== Do this ==
Exclude any images and output the remaining records exactly.

***** Given records *****

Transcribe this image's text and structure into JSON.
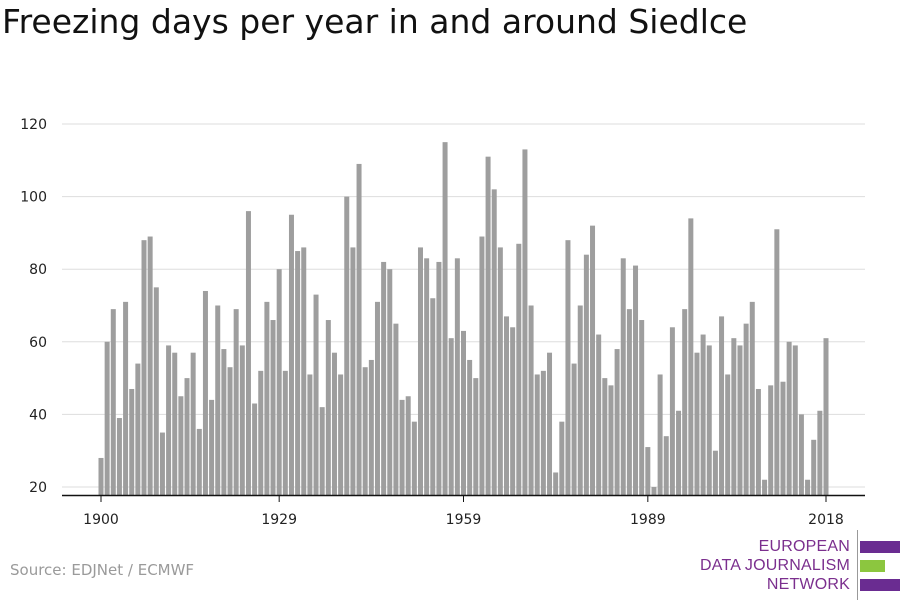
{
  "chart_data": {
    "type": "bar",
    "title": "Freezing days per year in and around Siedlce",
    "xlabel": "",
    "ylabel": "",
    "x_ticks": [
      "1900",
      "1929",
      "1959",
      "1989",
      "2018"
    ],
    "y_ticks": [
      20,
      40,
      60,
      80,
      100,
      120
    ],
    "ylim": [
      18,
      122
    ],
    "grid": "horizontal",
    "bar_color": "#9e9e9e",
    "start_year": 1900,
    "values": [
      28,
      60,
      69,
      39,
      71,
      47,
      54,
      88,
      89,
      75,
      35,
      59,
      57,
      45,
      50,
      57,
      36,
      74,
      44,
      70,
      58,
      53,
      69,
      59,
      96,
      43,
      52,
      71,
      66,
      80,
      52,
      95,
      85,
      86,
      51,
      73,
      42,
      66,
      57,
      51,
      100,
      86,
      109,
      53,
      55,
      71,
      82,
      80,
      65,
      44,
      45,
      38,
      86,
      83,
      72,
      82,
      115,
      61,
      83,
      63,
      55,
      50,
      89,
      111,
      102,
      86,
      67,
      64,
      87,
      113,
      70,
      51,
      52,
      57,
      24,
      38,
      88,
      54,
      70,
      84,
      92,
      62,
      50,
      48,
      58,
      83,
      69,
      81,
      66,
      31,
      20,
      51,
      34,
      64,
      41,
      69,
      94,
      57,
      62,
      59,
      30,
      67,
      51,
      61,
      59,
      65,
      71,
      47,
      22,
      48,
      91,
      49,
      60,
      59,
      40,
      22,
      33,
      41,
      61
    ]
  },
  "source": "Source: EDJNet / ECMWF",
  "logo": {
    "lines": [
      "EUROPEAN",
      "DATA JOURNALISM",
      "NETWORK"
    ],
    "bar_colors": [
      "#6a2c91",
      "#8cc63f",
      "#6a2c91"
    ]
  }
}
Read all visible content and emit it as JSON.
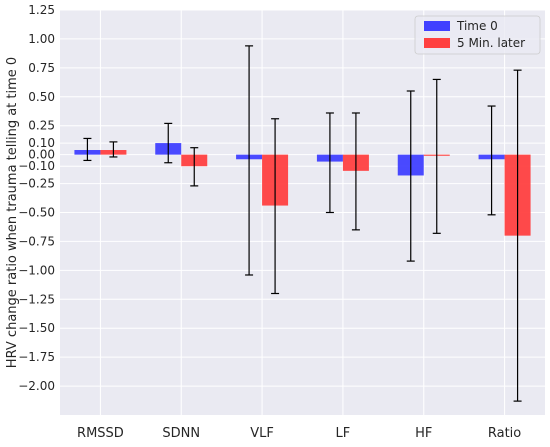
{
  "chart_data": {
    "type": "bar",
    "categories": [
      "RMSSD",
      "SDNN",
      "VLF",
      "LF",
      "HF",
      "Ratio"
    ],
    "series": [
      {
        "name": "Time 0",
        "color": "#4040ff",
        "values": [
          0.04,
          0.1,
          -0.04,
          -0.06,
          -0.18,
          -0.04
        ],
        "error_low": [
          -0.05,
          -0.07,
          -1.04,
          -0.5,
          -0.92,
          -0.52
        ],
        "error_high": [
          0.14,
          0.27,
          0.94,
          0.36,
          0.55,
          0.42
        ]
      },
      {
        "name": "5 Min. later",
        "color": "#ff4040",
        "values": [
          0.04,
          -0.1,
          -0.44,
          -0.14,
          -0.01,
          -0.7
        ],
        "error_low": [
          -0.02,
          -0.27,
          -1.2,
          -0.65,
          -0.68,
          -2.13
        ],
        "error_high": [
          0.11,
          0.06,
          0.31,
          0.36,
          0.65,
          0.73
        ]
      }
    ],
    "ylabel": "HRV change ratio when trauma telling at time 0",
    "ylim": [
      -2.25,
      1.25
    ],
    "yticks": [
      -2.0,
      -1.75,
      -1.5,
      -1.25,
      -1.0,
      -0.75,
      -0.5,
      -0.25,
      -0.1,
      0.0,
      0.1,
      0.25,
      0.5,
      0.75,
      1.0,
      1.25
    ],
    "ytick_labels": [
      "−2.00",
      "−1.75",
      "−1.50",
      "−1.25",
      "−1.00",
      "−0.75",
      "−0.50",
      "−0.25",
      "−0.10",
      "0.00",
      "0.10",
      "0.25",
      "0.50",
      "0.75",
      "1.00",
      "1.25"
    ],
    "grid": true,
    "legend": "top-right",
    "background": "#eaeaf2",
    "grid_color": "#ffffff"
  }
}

*****

== Result below ==
Transcribe this image's text and structure into JSON.
{
  "chart_data": {
    "type": "bar",
    "title": "Freezing days per year in and around Siedlce",
    "xlabel": "",
    "ylabel": "",
    "x_ticks": [
      "1900",
      "1929",
      "1959",
      "1989",
      "2018"
    ],
    "y_ticks": [
      20,
      40,
      60,
      80,
      100,
      120
    ],
    "ylim": [
      18,
      122
    ],
    "grid": "horizontal",
    "bar_color": "#9e9e9e",
    "start_year": 1900,
    "values": [
      28,
      60,
      69,
      39,
      71,
      47,
      54,
      88,
      89,
      75,
      35,
      59,
      57,
      45,
      50,
      57,
      36,
      74,
      44,
      70,
      58,
      53,
      69,
      59,
      96,
      43,
      52,
      71,
      66,
      80,
      52,
      95,
      85,
      86,
      51,
      73,
      42,
      66,
      57,
      51,
      100,
      86,
      109,
      53,
      55,
      71,
      82,
      80,
      65,
      44,
      45,
      38,
      86,
      83,
      72,
      82,
      115,
      61,
      83,
      63,
      55,
      50,
      89,
      111,
      102,
      86,
      67,
      64,
      87,
      113,
      70,
      51,
      52,
      57,
      24,
      38,
      88,
      54,
      70,
      84,
      92,
      62,
      50,
      48,
      58,
      83,
      69,
      81,
      66,
      31,
      20,
      51,
      34,
      64,
      41,
      69,
      94,
      57,
      62,
      59,
      30,
      67,
      51,
      61,
      59,
      65,
      71,
      47,
      22,
      48,
      91,
      49,
      60,
      59,
      40,
      22,
      33,
      41,
      61
    ]
  },
  "source": "Source: EDJNet / ECMWF",
  "logo": {
    "lines": [
      "EUROPEAN",
      "DATA JOURNALISM",
      "NETWORK"
    ],
    "bar_colors": [
      "#6a2c91",
      "#8cc63f",
      "#6a2c91"
    ]
  }
}
Read all visible content and emit it as JSON.
{
  "chart_data": {
    "type": "bar",
    "categories": [
      "RMSSD",
      "SDNN",
      "VLF",
      "LF",
      "HF",
      "Ratio"
    ],
    "series": [
      {
        "name": "Time 0",
        "color": "#4040ff",
        "values": [
          0.04,
          0.1,
          -0.04,
          -0.06,
          -0.18,
          -0.04
        ],
        "error_low": [
          -0.05,
          -0.07,
          -1.04,
          -0.5,
          -0.92,
          -0.52
        ],
        "error_high": [
          0.14,
          0.27,
          0.94,
          0.36,
          0.55,
          0.42
        ]
      },
      {
        "name": "5 Min. later",
        "color": "#ff4040",
        "values": [
          0.04,
          -0.1,
          -0.44,
          -0.14,
          -0.01,
          -0.7
        ],
        "error_low": [
          -0.02,
          -0.27,
          -1.2,
          -0.65,
          -0.68,
          -2.13
        ],
        "error_high": [
          0.11,
          0.06,
          0.31,
          0.36,
          0.65,
          0.73
        ]
      }
    ],
    "ylabel": "HRV change ratio when trauma telling at time 0",
    "ylim": [
      -2.25,
      1.25
    ],
    "yticks": [
      -2.0,
      -1.75,
      -1.5,
      -1.25,
      -1.0,
      -0.75,
      -0.5,
      -0.25,
      -0.1,
      0.0,
      0.1,
      0.25,
      0.5,
      0.75,
      1.0,
      1.25
    ],
    "ytick_labels": [
      "−2.00",
      "−1.75",
      "−1.50",
      "−1.25",
      "−1.00",
      "−0.75",
      "−0.50",
      "−0.25",
      "−0.10",
      "0.00",
      "0.10",
      "0.25",
      "0.50",
      "0.75",
      "1.00",
      "1.25"
    ],
    "grid": true,
    "legend": "top-right",
    "background": "#eaeaf2",
    "grid_color": "#ffffff"
  }
}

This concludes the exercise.